[Exercise prompt] Go through the lines below. Copy those with "this".

[Provided information]
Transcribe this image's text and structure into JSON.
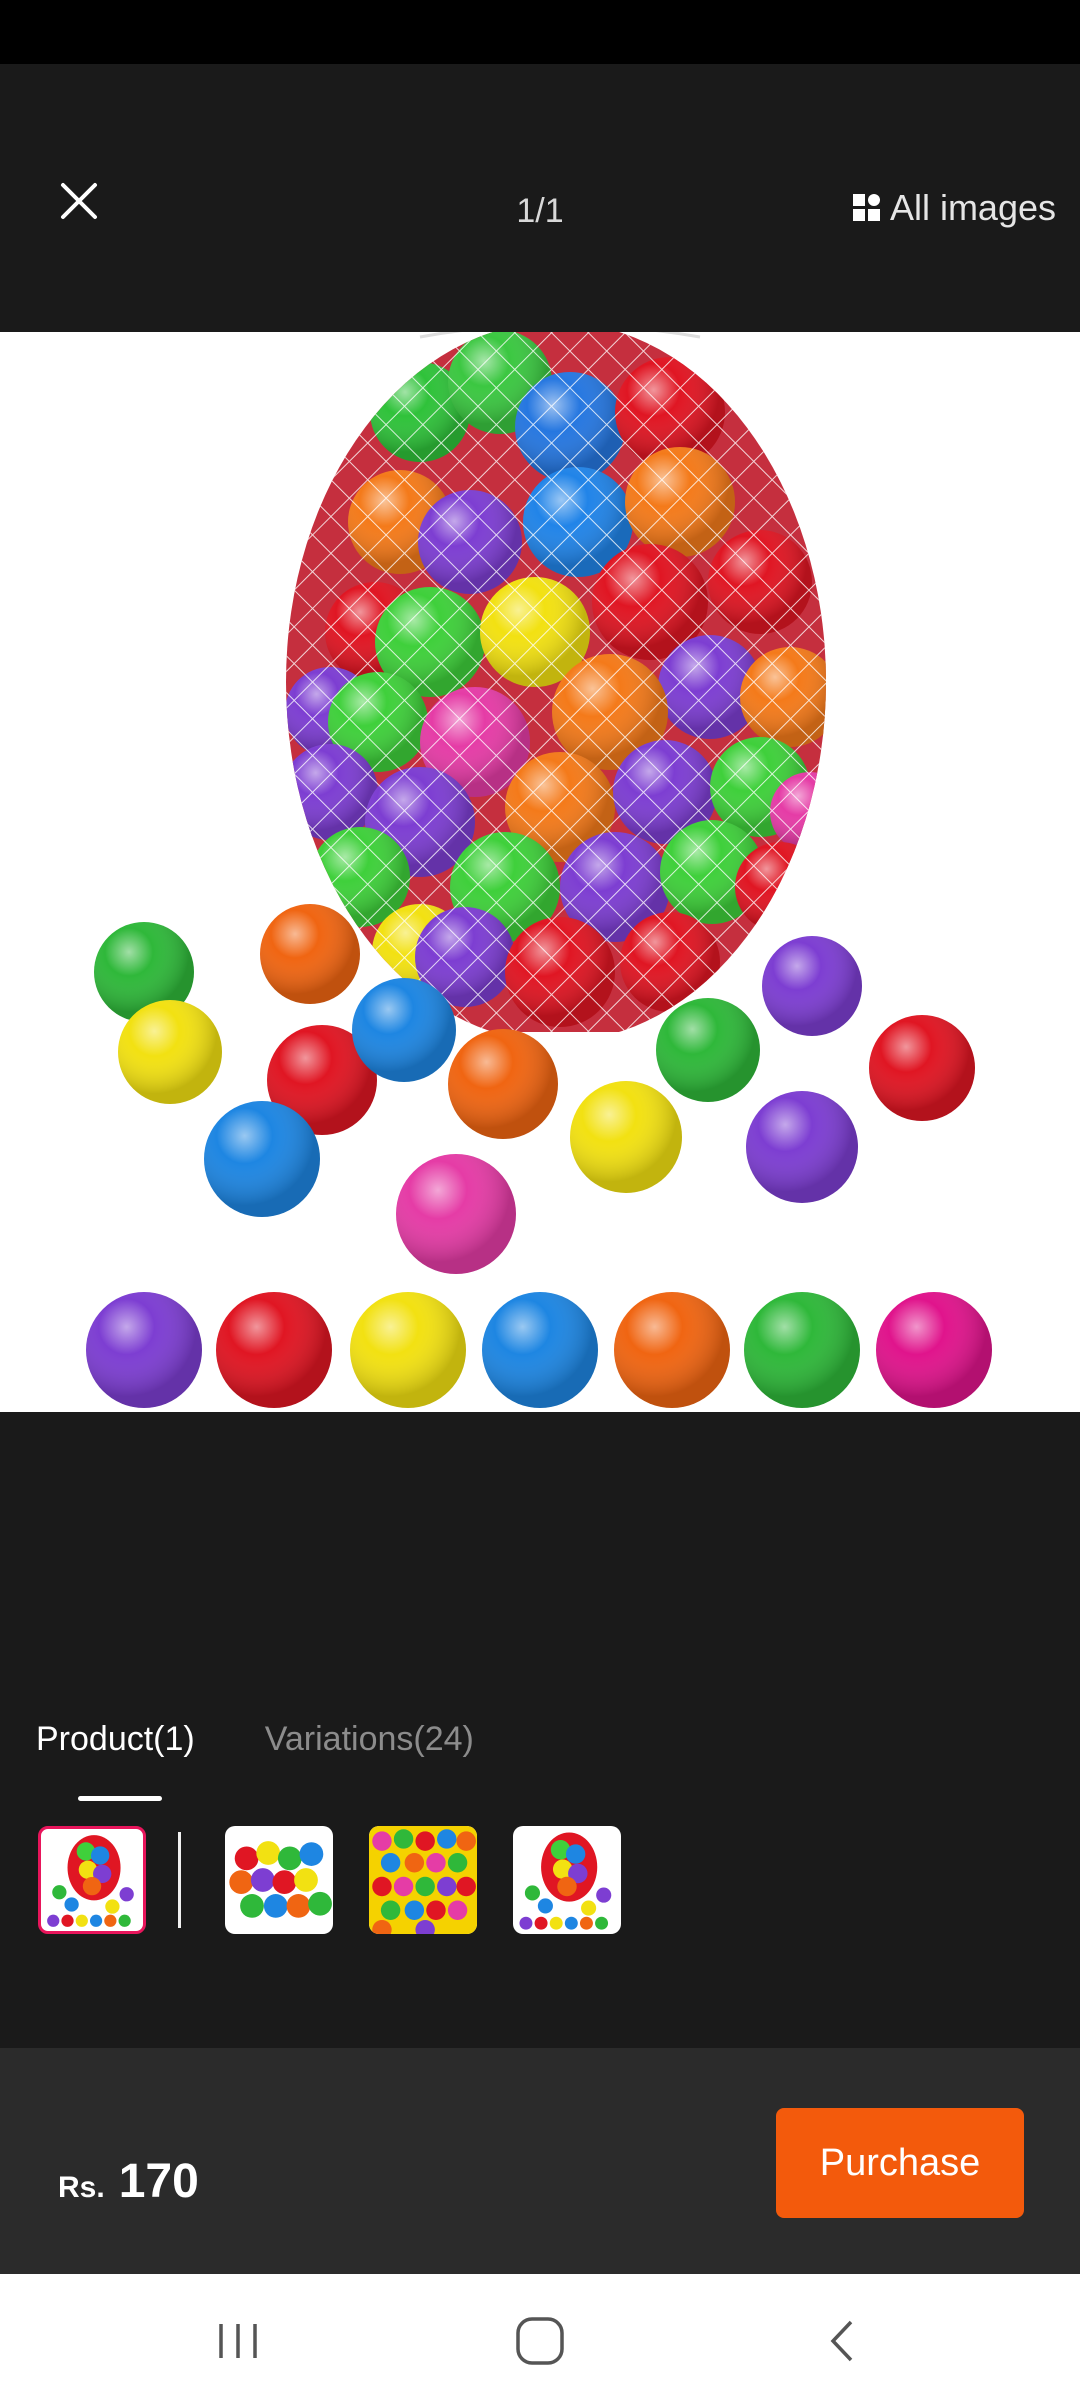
{
  "header": {
    "counter": "1/1",
    "all_images_label": "All images"
  },
  "tabs": [
    {
      "label": "Product(1)",
      "active": true
    },
    {
      "label": "Variations(24)",
      "active": false
    }
  ],
  "thumbnails": [
    {
      "selected": true
    },
    {
      "selected": false
    },
    {
      "selected": false
    },
    {
      "selected": false
    }
  ],
  "price": {
    "currency": "Rs.",
    "value": "170"
  },
  "purchase_label": "Purchase",
  "colors": {
    "accent": "#f35a0c",
    "selected_border": "#e8155b",
    "background": "#1a1a1a"
  }
}
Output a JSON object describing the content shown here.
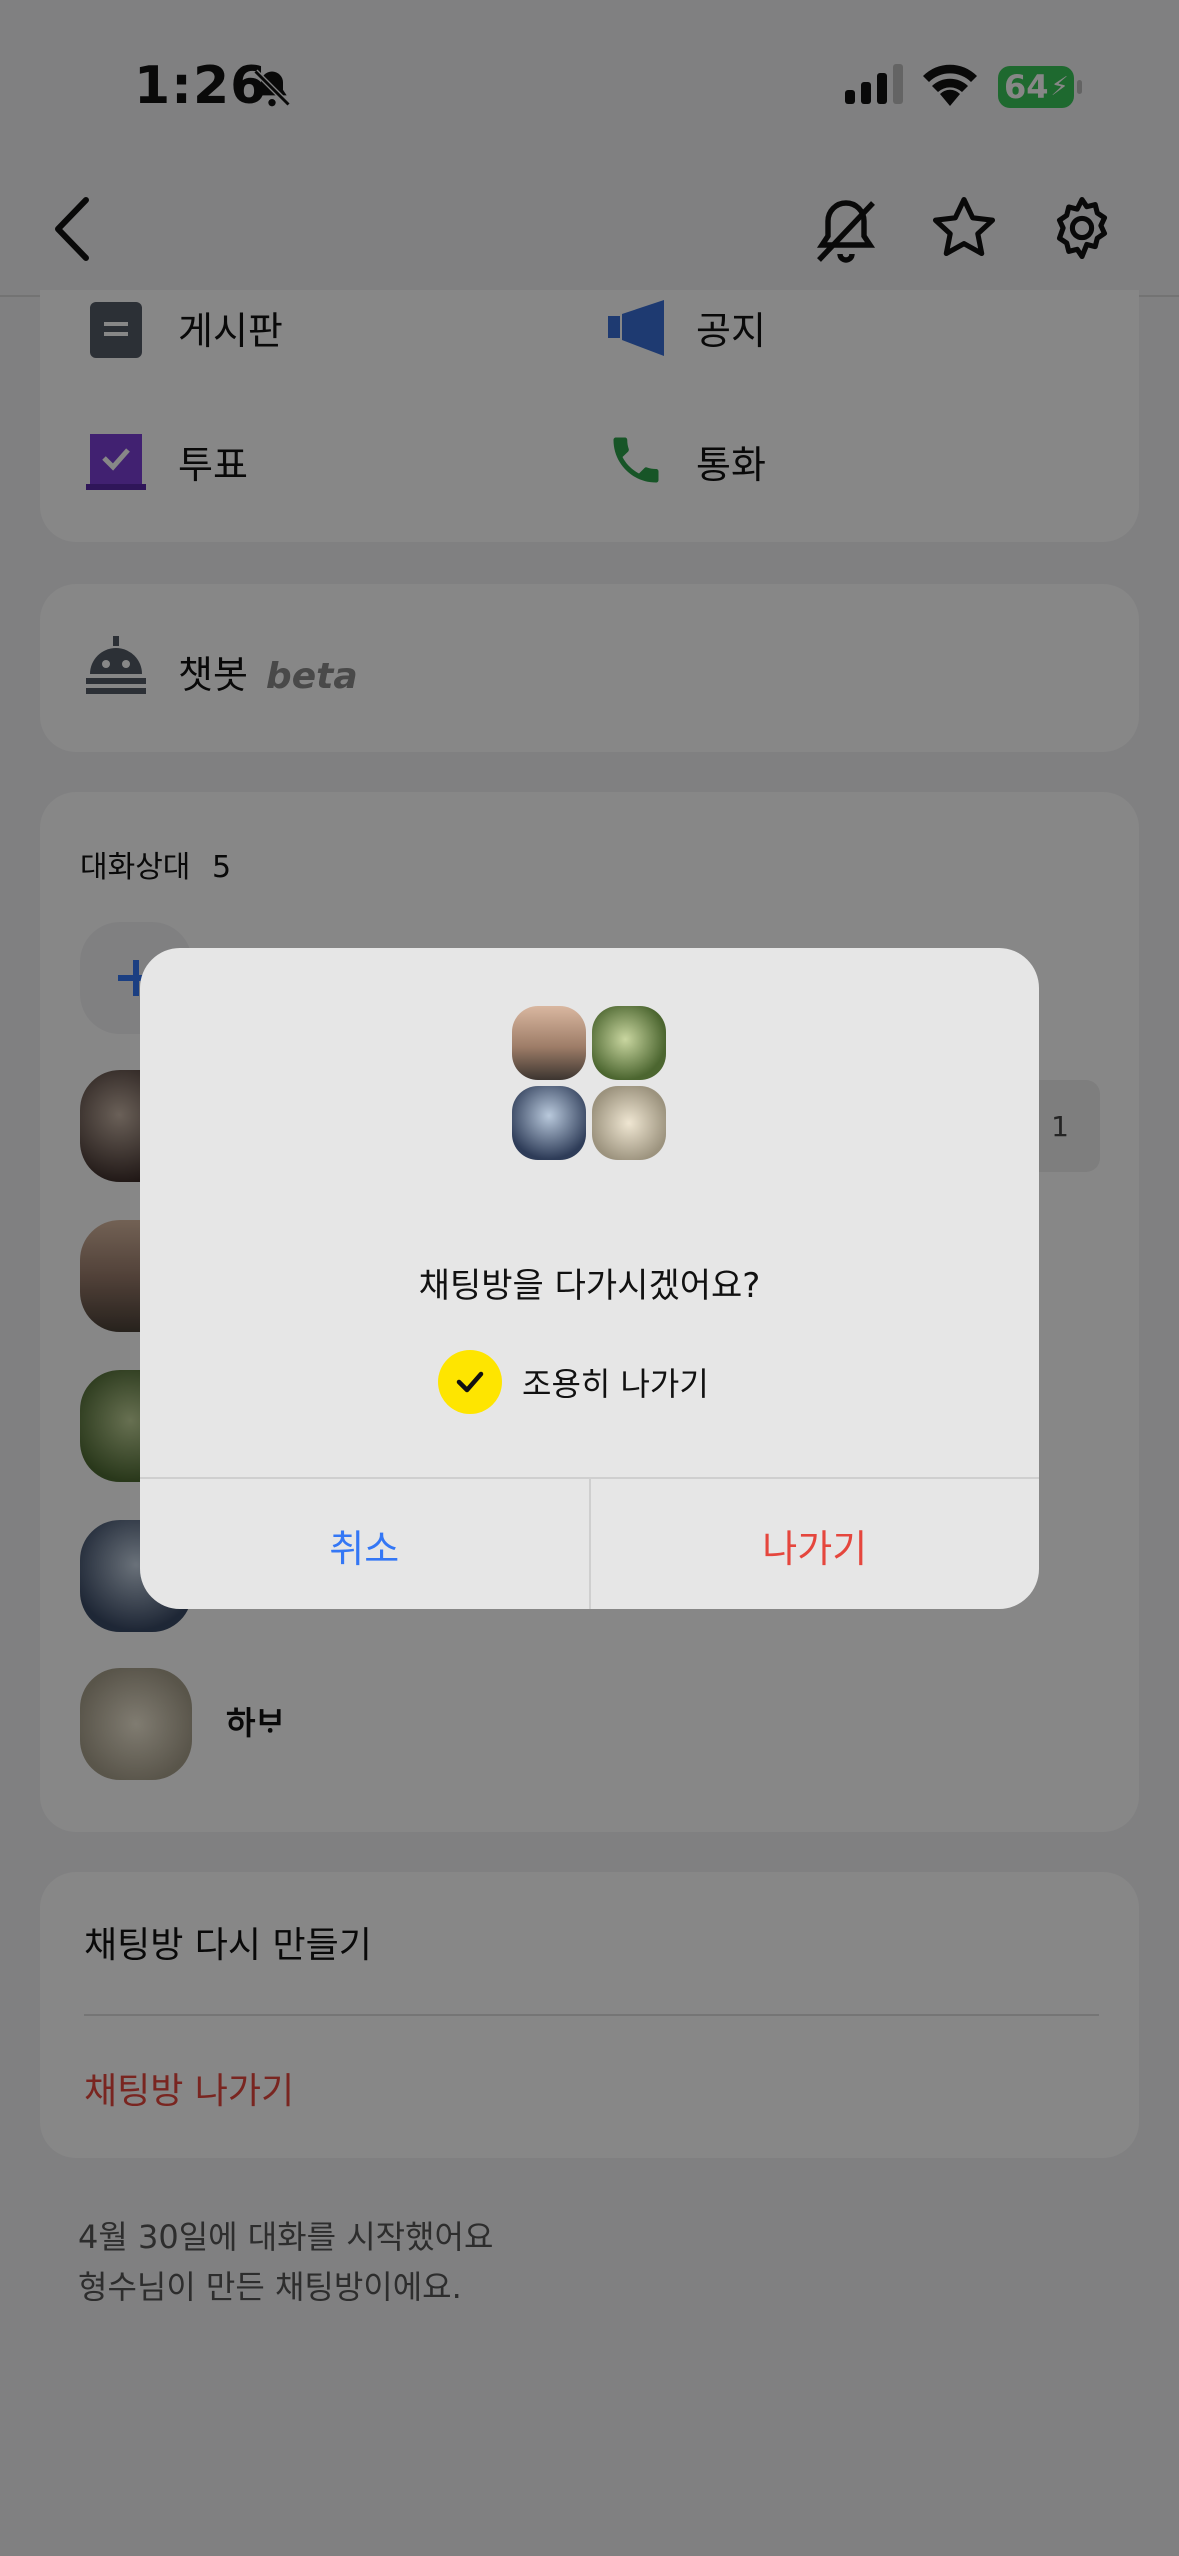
{
  "status": {
    "time": "1:26",
    "battery": "64"
  },
  "features": [
    {
      "label": "게시판",
      "icon": "board-icon"
    },
    {
      "label": "공지",
      "icon": "megaphone-icon"
    },
    {
      "label": "투표",
      "icon": "vote-icon"
    },
    {
      "label": "통화",
      "icon": "phone-icon"
    }
  ],
  "chatbot": {
    "label": "챗봇",
    "badge": "beta"
  },
  "members": {
    "header": "대화상대",
    "count": "5",
    "unread_badge": "1",
    "last_member_name": "하ᄇᆞ"
  },
  "actions": {
    "recreate": "채팅방 다시 만들기",
    "leave": "채팅방 나가기"
  },
  "footer": {
    "line1": "4월 30일에 대화를 시작했어요",
    "line2": "형수님이 만든 채팅방이에요."
  },
  "dialog": {
    "title": "채팅방을 다가시겠어요?",
    "quiet_leave": "조용히 나가기",
    "cancel": "취소",
    "confirm": "나가기"
  },
  "colors": {
    "accent_blue": "#3477f5",
    "danger_red": "#e5463d",
    "kakao_yellow": "#fee500",
    "battery_green": "#39c759"
  }
}
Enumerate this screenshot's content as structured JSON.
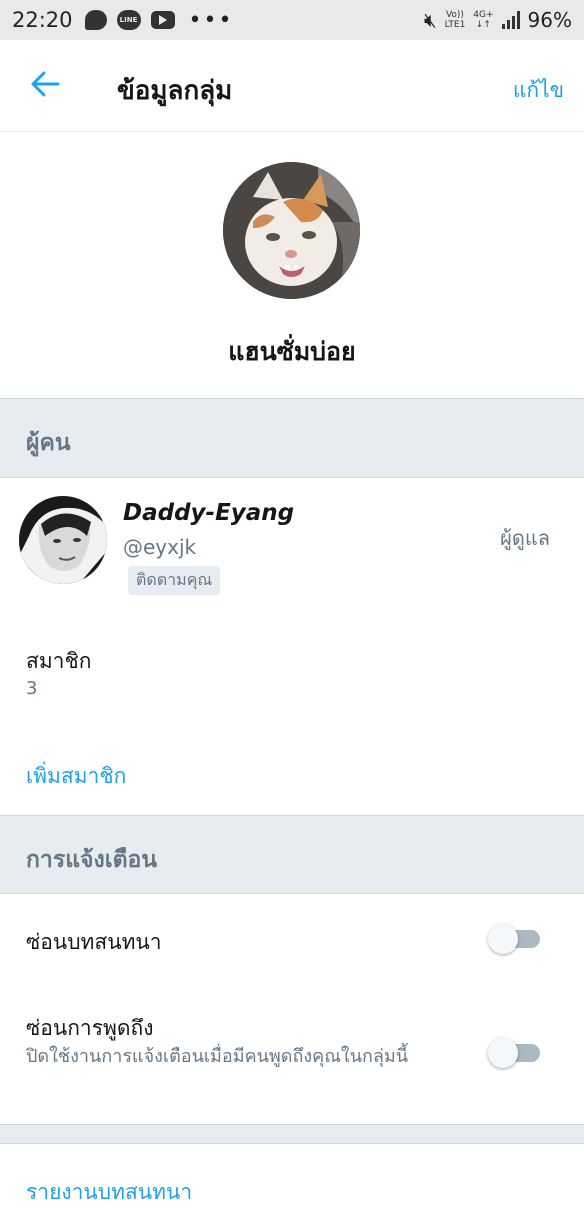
{
  "status_bar": {
    "time": "22:20",
    "icons": [
      "chat-bubble-icon",
      "line-app-icon",
      "youtube-icon",
      "more-dots-icon",
      "mute-icon",
      "volte-icon",
      "network-icon",
      "signal-icon"
    ],
    "line_text": "LINE",
    "volte": "Vo))",
    "lte": "LTE1",
    "network": "4G+",
    "battery": "96%"
  },
  "header": {
    "title": "ข้อมูลกลุ่ม",
    "edit_label": "แก้ไข"
  },
  "group": {
    "name": "แฮนซั่มบ่อย"
  },
  "people_section": {
    "title": "ผู้คน",
    "member": {
      "display_name": "Daddy-Eyang",
      "handle": "@eyxjk",
      "follows_you": "ติดตามคุณ",
      "role": "ผู้ดูแล"
    },
    "members_label": "สมาชิก",
    "members_count": "3",
    "add_member_label": "เพิ่มสมาชิก"
  },
  "notifications_section": {
    "title": "การแจ้งเตือน",
    "hide_conversation": {
      "label": "ซ่อนบทสนทนา",
      "enabled": false
    },
    "hide_mentions": {
      "label": "ซ่อนการพูดถึง",
      "description": "ปิดใช้งานการแจ้งเตือนเมื่อมีคนพูดถึงคุณในกลุ่มนี้",
      "enabled": false
    }
  },
  "report_label": "รายงานบทสนทนา",
  "colors": {
    "accent": "#1da1f2",
    "section_bg": "#e6ecf0",
    "secondary_text": "#657786"
  }
}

[Correct output]
Transcribe this image's text and structure into JSON.
Enumerate this screenshot's content as structured JSON.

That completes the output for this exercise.